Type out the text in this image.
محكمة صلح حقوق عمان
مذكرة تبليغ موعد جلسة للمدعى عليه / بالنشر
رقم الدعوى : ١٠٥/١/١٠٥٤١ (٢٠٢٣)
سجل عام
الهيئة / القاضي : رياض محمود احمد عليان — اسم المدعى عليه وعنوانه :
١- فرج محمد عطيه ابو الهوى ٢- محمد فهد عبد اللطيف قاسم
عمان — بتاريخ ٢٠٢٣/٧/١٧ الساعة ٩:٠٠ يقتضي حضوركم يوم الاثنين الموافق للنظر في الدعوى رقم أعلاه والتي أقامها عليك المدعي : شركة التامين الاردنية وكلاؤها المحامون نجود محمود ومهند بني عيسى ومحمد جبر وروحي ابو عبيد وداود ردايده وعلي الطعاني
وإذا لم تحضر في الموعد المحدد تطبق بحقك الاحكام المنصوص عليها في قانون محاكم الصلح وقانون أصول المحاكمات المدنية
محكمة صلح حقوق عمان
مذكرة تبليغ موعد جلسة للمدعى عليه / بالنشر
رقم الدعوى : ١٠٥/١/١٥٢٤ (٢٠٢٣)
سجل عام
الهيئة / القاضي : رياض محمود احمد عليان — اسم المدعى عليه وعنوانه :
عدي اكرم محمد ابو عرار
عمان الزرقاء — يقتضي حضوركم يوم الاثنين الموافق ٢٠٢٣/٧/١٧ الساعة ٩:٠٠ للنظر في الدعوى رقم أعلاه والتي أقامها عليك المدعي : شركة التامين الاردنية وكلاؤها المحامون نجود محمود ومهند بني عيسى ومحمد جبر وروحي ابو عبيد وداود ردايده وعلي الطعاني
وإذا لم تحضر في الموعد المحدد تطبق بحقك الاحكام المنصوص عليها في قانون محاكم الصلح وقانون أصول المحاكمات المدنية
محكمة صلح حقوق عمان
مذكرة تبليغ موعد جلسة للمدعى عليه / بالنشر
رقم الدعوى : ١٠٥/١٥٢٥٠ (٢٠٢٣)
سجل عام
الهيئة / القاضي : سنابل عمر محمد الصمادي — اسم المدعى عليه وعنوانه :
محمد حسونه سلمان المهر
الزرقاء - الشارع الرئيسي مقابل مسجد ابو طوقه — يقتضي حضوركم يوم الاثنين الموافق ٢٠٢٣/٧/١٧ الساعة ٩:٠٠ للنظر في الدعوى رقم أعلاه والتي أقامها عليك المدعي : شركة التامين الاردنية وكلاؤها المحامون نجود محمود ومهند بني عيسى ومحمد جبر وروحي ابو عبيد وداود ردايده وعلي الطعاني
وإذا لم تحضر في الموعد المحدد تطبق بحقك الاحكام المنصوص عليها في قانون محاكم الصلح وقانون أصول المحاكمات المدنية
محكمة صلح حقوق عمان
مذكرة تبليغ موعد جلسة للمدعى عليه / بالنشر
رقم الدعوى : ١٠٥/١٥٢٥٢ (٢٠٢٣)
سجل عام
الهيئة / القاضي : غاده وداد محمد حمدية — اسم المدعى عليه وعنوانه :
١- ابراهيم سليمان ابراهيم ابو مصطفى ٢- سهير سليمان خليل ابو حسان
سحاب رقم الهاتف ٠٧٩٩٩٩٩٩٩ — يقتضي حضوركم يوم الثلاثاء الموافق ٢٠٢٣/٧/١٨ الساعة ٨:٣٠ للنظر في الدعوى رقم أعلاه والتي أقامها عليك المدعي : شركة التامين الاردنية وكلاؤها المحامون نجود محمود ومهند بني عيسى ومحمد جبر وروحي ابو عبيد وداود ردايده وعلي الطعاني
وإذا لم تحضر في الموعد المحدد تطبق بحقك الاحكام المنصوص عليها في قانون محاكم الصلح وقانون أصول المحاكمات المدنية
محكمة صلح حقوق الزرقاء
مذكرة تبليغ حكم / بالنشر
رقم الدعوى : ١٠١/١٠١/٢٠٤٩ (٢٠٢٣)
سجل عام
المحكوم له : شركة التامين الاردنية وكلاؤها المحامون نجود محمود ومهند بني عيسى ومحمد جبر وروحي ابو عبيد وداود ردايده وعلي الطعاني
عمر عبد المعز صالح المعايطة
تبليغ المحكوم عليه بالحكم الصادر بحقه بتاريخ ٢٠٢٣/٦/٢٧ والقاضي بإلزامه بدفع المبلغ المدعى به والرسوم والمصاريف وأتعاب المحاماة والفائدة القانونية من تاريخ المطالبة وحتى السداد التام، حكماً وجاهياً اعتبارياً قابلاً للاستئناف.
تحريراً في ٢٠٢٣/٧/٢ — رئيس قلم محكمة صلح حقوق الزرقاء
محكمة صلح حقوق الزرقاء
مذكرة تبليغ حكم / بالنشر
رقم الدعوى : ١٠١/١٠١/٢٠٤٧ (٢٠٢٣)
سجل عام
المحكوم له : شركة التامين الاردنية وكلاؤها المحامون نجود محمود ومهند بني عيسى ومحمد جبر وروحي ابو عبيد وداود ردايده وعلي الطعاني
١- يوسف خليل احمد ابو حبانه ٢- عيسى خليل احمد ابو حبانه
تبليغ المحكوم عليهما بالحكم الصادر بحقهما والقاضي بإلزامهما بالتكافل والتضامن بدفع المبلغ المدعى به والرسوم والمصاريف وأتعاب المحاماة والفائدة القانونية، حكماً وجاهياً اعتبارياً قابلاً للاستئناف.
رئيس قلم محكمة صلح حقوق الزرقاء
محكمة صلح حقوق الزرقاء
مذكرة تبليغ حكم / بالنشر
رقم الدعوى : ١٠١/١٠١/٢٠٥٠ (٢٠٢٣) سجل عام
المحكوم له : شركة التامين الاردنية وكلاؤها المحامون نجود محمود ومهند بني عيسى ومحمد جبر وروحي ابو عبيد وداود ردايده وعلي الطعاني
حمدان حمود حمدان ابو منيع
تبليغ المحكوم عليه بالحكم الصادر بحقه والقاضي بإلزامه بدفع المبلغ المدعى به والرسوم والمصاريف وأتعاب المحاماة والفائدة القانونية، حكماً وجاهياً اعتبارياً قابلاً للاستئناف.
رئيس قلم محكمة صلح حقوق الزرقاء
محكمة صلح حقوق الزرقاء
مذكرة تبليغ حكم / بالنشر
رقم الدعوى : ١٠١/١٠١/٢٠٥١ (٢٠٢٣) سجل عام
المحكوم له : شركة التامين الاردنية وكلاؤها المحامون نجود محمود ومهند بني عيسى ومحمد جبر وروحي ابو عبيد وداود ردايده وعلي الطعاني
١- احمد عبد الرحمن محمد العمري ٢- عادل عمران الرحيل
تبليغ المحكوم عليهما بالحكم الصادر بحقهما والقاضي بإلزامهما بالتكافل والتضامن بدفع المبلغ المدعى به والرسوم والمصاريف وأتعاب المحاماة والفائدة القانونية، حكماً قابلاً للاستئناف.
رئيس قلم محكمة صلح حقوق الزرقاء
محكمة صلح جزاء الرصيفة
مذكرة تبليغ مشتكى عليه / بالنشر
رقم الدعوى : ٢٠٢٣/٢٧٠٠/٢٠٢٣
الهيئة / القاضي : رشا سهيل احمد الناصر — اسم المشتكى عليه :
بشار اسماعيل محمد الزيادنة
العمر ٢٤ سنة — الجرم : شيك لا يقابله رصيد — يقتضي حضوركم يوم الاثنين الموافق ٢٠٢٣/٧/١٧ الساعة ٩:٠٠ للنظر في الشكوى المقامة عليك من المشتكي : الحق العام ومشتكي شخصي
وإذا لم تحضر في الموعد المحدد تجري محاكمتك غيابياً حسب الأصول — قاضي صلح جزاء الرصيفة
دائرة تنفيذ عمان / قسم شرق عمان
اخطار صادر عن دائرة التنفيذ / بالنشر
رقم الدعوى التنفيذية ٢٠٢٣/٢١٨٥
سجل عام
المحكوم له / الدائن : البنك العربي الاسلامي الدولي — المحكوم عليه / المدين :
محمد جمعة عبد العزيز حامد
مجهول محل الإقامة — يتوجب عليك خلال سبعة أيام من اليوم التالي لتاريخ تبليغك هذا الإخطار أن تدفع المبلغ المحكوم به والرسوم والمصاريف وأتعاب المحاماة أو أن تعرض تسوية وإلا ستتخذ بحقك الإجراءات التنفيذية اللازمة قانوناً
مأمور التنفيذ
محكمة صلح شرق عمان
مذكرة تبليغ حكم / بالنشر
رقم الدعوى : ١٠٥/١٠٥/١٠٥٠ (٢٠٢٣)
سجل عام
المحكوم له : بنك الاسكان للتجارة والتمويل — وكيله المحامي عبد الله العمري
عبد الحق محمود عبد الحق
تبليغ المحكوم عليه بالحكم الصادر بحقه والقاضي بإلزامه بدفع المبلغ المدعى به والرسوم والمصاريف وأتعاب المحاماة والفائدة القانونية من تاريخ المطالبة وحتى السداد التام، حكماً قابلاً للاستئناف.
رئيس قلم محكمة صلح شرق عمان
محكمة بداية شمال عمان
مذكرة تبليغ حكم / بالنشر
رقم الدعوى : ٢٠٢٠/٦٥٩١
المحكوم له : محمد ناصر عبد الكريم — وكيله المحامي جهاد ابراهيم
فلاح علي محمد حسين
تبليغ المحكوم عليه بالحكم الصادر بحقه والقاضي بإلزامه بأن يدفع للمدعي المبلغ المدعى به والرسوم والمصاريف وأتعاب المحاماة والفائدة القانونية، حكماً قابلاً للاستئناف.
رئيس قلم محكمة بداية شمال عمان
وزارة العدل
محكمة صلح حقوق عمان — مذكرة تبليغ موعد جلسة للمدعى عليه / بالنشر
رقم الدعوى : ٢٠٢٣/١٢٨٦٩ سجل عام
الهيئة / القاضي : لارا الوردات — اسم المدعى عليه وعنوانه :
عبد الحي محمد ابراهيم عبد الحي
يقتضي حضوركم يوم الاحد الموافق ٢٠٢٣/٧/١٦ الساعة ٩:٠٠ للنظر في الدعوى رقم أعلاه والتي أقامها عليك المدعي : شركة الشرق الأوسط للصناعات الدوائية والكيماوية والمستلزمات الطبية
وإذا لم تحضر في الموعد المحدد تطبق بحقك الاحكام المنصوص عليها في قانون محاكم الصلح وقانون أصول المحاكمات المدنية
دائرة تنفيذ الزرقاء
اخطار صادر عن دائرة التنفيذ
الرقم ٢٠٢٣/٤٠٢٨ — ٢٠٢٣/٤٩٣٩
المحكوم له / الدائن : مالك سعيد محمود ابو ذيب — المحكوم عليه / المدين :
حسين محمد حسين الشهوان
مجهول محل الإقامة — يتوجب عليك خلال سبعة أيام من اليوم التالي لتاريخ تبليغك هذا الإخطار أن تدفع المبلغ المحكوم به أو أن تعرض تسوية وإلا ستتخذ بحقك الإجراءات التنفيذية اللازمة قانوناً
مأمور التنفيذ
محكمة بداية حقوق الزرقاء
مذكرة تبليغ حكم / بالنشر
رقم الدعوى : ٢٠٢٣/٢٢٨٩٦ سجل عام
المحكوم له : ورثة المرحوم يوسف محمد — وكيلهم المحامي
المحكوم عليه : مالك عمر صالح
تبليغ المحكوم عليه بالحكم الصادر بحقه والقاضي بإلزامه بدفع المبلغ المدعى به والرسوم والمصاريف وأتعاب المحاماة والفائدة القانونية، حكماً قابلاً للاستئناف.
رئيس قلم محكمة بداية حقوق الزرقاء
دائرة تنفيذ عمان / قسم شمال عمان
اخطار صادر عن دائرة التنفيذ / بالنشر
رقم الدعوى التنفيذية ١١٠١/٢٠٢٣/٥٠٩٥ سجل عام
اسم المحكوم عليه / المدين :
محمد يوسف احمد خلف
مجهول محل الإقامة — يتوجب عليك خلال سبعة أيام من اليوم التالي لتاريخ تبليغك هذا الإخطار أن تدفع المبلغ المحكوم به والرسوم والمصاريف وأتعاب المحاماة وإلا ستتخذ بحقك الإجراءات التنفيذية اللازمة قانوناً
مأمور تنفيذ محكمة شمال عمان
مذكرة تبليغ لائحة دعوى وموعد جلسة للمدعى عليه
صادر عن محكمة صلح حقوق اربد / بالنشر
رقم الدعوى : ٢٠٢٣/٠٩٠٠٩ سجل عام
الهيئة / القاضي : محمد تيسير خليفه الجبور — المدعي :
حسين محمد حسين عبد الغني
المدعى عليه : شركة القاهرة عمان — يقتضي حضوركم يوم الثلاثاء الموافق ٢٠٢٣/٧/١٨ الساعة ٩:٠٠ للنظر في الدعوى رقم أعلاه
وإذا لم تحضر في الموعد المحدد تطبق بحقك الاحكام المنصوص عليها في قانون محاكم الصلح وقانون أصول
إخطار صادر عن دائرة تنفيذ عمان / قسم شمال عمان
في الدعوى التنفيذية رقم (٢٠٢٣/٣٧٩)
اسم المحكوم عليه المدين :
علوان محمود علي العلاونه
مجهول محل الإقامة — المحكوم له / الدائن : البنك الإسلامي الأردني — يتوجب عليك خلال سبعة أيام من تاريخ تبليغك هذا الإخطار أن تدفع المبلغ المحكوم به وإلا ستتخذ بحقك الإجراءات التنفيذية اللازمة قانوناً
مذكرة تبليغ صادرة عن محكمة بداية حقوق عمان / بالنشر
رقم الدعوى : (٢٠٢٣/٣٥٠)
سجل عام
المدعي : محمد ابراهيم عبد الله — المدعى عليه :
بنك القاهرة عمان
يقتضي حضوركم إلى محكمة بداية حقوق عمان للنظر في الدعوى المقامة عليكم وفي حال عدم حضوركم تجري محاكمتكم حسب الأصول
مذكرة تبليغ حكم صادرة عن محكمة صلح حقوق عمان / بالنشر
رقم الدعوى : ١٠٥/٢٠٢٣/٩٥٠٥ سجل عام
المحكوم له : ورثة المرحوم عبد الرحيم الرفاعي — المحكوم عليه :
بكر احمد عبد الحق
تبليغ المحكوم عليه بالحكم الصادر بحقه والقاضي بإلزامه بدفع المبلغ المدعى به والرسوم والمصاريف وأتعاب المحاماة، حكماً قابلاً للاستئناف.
☆ ☆ ☆
WRITTEN EXERCISE: Read through the entries and copy each line in which "وجاهيا" appears.

WRITTEN RESPONSE:
تبليغ المحكوم عليه بالحكم الصادر بحقه بتاريخ ٢٠٢٣/٦/٢٧ والقاضي بإلزامه بدفع المبلغ المدعى به والرسوم والمصاريف وأتعاب المحاماة والفائدة القانونية من تاريخ المطالبة وحتى السداد التام، حكماً وجاهياً اعتبارياً قابلاً للاستئناف.
تبليغ المحكوم عليهما بالحكم الصادر بحقهما والقاضي بإلزامهما بالتكافل والتضامن بدفع المبلغ المدعى به والرسوم والمصاريف وأتعاب المحاماة والفائدة القانونية، حكماً وجاهياً اعتبارياً قابلاً للاستئناف.
تبليغ المحكوم عليه بالحكم الصادر بحقه والقاضي بإلزامه بدفع المبلغ المدعى به والرسوم والمصاريف وأتعاب المحاماة والفائدة القانونية، حكماً وجاهياً اعتبارياً قابلاً للاستئناف.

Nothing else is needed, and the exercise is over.